§ Task goal
Copy every line of the material below word for word.

§ Working data

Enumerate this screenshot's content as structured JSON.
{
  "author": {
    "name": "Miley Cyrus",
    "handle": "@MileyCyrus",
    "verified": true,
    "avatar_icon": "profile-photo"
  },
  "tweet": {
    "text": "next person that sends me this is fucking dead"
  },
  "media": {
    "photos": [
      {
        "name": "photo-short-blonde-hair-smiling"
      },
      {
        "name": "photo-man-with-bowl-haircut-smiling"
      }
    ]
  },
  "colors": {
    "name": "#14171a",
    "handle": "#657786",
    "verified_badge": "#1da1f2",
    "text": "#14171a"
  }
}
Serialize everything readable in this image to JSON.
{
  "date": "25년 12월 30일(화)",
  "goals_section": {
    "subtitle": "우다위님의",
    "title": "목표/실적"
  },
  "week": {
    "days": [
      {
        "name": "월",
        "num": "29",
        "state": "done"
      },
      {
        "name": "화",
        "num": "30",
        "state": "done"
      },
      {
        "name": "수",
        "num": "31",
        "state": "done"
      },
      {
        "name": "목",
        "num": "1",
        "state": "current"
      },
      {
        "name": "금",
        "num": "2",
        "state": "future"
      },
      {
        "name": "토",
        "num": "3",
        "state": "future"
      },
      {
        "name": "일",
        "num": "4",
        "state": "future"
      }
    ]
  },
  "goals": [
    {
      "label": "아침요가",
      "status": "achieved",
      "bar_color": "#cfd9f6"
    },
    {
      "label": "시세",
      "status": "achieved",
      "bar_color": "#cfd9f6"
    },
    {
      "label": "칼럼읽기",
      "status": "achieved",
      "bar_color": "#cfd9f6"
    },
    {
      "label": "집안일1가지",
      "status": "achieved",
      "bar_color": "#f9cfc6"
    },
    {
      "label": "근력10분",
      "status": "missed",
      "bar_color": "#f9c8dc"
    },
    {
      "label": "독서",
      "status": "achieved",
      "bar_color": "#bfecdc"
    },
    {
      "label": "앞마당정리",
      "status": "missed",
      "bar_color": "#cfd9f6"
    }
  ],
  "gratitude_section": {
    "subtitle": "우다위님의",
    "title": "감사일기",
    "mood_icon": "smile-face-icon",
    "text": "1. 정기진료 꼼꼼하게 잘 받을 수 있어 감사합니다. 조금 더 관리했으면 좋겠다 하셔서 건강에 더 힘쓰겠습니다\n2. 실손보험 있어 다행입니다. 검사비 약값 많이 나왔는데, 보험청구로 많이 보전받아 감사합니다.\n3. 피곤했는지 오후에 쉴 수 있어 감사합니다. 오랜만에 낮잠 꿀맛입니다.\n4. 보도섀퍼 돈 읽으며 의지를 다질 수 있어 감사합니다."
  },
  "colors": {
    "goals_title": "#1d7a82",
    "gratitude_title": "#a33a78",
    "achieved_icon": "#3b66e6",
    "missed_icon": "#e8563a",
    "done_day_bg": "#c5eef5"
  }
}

§ Solution to this exercise
Enumerate this screenshot's content as structured JSON.
{
  "author": {
    "name": "Miley Cyrus",
    "handle": "@MileyCyrus",
    "verified": true,
    "avatar_icon": "profile-photo"
  },
  "tweet": {
    "text": "next person that sends me this is fucking dead"
  },
  "media": {
    "photos": [
      {
        "name": "photo-short-blonde-hair-smiling"
      },
      {
        "name": "photo-man-with-bowl-haircut-smiling"
      }
    ]
  },
  "colors": {
    "name": "#14171a",
    "handle": "#657786",
    "verified_badge": "#1da1f2",
    "text": "#14171a"
  }
}
Serialize everything readable in this image to JSON.
{
  "date": "25년 12월 30일(화)",
  "goals_section": {
    "subtitle": "우다위님의",
    "title": "목표/실적"
  },
  "week": {
    "days": [
      {
        "name": "월",
        "num": "29",
        "state": "done"
      },
      {
        "name": "화",
        "num": "30",
        "state": "done"
      },
      {
        "name": "수",
        "num": "31",
        "state": "done"
      },
      {
        "name": "목",
        "num": "1",
        "state": "current"
      },
      {
        "name": "금",
        "num": "2",
        "state": "future"
      },
      {
        "name": "토",
        "num": "3",
        "state": "future"
      },
      {
        "name": "일",
        "num": "4",
        "state": "future"
      }
    ]
  },
  "goals": [
    {
      "label": "아침요가",
      "status": "achieved",
      "bar_color": "#cfd9f6"
    },
    {
      "label": "시세",
      "status": "achieved",
      "bar_color": "#cfd9f6"
    },
    {
      "label": "칼럼읽기",
      "status": "achieved",
      "bar_color": "#cfd9f6"
    },
    {
      "label": "집안일1가지",
      "status": "achieved",
      "bar_color": "#f9cfc6"
    },
    {
      "label": "근력10분",
      "status": "missed",
      "bar_color": "#f9c8dc"
    },
    {
      "label": "독서",
      "status": "achieved",
      "bar_color": "#bfecdc"
    },
    {
      "label": "앞마당정리",
      "status": "missed",
      "bar_color": "#cfd9f6"
    }
  ],
  "gratitude_section": {
    "subtitle": "우다위님의",
    "title": "감사일기",
    "mood_icon": "smile-face-icon",
    "text": "1. 정기진료 꼼꼼하게 잘 받을 수 있어 감사합니다. 조금 더 관리했으면 좋겠다 하셔서 건강에 더 힘쓰겠습니다\n2. 실손보험 있어 다행입니다. 검사비 약값 많이 나왔는데, 보험청구로 많이 보전받아 감사합니다.\n3. 피곤했는지 오후에 쉴 수 있어 감사합니다. 오랜만에 낮잠 꿀맛입니다.\n4. 보도섀퍼 돈 읽으며 의지를 다질 수 있어 감사합니다."
  },
  "colors": {
    "goals_title": "#1d7a82",
    "gratitude_title": "#a33a78",
    "achieved_icon": "#3b66e6",
    "missed_icon": "#e8563a",
    "done_day_bg": "#c5eef5"
  }
}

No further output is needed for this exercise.